§ **EXERCISE REQUIREMENTS**
Collect every line in the records below that contains the word "text".
++++ PROVIDED RECORDS ++++
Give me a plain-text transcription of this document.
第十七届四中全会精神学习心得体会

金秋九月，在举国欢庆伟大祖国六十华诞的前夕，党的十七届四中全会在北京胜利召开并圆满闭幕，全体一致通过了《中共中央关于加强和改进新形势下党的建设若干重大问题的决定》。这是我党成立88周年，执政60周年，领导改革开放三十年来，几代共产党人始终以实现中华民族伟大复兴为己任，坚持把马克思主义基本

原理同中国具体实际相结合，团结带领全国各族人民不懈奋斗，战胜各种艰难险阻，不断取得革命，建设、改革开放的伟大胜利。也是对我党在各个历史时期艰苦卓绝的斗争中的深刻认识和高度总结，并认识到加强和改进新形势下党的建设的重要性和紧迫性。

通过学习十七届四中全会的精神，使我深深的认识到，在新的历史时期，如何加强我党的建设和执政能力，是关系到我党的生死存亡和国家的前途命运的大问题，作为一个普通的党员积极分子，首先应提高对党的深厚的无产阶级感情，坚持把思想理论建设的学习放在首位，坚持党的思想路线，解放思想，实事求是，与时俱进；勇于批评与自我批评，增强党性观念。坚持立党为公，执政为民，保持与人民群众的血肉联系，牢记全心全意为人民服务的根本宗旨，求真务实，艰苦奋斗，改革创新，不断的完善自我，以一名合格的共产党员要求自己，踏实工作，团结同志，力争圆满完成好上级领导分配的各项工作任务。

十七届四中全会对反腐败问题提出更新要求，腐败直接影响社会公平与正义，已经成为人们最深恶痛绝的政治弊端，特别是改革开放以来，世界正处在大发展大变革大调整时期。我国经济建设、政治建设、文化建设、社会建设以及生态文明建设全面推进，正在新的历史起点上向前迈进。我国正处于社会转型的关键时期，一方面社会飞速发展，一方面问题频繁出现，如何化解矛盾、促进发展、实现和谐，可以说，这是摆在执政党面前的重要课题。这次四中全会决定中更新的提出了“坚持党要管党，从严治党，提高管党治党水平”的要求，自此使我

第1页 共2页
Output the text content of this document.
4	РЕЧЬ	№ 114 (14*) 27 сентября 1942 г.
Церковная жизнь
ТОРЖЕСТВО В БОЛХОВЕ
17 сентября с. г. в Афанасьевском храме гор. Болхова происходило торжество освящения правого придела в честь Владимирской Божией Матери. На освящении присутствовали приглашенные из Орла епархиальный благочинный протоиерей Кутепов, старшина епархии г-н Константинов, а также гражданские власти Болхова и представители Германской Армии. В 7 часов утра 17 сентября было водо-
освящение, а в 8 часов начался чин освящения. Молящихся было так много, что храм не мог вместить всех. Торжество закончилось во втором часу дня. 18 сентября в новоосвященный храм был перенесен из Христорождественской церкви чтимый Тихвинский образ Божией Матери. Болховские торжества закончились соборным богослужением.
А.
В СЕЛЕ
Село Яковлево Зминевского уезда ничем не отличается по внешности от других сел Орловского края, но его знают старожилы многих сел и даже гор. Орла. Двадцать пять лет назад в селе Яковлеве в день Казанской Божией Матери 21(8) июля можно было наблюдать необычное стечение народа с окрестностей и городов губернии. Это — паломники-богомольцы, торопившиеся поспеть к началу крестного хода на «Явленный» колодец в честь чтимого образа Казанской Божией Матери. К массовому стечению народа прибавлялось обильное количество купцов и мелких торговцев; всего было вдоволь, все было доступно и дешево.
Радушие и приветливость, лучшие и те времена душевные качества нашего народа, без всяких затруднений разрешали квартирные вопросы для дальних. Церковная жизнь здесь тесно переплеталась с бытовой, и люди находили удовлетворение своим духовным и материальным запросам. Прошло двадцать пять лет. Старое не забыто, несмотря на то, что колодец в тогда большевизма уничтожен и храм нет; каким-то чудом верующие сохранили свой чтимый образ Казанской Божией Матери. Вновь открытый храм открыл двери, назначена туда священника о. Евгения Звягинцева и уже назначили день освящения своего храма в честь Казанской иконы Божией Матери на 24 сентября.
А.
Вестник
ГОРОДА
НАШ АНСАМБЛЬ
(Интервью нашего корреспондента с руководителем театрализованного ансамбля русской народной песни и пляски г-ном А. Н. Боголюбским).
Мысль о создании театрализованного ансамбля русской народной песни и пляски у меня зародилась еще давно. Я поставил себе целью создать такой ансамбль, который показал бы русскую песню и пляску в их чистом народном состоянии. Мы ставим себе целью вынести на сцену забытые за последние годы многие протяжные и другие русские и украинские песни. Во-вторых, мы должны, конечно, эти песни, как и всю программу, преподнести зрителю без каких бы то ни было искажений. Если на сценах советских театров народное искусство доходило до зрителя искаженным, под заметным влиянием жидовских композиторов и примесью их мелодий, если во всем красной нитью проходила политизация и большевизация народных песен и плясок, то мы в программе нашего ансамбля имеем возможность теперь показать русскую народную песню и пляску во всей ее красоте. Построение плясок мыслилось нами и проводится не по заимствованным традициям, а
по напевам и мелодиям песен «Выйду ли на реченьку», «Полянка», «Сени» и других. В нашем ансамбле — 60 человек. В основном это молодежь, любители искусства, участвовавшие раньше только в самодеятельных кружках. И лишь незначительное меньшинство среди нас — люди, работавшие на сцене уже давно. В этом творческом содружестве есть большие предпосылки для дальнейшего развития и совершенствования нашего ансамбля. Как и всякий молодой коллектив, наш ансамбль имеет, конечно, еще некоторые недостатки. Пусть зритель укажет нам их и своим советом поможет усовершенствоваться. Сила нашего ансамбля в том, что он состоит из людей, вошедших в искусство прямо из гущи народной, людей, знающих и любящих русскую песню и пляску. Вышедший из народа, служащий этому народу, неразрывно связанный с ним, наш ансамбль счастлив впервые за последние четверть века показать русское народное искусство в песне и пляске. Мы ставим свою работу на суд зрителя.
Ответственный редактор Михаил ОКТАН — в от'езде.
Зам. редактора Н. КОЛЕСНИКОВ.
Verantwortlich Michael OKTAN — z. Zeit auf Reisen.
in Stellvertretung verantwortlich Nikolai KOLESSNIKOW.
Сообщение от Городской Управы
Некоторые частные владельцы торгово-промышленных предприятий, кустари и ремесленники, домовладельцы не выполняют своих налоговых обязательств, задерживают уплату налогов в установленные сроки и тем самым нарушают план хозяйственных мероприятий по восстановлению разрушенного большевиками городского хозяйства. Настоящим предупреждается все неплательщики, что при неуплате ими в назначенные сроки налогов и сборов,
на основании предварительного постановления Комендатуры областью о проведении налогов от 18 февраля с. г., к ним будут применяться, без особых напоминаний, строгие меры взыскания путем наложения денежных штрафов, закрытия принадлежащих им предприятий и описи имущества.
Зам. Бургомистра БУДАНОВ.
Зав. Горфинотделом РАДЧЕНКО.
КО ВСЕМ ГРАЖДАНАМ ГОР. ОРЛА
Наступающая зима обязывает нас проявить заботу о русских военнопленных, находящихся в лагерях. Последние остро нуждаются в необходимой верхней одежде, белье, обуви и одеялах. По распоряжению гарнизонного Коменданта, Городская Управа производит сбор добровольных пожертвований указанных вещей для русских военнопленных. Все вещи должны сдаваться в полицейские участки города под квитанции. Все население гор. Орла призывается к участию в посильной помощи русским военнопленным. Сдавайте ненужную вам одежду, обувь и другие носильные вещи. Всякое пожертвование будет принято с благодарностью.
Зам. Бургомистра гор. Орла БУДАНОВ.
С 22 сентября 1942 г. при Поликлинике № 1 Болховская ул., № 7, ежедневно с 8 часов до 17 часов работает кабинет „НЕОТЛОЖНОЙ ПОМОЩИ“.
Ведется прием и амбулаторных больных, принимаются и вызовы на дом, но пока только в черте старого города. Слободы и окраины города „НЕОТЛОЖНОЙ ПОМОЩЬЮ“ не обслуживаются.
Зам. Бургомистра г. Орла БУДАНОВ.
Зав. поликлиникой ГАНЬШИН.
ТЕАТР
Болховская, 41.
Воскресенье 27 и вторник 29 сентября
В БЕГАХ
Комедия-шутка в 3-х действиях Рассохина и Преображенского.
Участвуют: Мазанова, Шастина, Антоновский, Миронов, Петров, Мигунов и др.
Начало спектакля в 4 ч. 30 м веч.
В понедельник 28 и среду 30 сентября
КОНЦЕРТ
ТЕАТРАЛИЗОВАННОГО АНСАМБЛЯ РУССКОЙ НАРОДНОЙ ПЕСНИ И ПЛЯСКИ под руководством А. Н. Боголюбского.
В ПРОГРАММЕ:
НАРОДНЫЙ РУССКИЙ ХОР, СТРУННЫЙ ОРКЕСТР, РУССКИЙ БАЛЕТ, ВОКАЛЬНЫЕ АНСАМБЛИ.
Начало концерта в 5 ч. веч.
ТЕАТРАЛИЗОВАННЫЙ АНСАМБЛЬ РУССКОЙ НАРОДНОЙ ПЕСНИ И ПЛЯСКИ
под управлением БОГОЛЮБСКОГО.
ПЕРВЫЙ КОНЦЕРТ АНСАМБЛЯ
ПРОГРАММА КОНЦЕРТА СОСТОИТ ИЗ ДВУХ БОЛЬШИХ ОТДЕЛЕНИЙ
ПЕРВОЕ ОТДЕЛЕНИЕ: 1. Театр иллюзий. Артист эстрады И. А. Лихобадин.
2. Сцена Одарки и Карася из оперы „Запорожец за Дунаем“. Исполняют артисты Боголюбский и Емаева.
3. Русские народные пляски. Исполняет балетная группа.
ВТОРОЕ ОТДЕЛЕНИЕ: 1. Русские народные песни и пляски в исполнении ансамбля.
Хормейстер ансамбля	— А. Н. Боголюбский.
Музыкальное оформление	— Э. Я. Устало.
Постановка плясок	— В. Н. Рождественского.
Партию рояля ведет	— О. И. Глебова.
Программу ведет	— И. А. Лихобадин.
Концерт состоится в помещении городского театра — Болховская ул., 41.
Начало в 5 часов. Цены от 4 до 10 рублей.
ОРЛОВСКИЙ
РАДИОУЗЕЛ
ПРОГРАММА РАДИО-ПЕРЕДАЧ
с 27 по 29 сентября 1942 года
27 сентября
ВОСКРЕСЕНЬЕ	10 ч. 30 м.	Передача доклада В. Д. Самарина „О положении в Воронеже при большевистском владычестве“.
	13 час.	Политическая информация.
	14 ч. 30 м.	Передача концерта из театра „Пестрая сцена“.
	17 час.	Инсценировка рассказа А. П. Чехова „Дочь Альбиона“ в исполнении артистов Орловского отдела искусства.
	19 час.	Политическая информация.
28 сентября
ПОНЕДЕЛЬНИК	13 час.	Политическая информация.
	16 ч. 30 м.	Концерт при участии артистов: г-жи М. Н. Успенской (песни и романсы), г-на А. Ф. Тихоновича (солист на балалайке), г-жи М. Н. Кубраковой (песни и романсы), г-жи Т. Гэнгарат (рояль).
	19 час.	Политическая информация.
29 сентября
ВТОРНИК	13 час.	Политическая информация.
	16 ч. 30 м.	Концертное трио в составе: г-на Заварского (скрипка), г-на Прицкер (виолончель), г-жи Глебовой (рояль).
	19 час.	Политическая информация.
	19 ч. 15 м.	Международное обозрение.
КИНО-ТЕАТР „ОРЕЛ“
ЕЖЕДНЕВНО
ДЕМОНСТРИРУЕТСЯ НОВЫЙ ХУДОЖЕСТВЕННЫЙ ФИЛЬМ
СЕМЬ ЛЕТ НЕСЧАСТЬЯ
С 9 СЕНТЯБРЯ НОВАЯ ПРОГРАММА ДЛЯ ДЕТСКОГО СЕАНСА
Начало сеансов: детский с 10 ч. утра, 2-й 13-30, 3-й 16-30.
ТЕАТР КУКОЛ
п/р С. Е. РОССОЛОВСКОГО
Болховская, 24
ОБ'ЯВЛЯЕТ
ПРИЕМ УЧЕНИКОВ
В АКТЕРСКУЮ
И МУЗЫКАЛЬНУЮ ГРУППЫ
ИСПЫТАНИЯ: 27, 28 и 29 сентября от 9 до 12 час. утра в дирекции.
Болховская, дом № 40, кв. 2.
++++
§ **WRITTEN REPLY**
Give me a plain-text transcription of this document.
Output the text content of this document.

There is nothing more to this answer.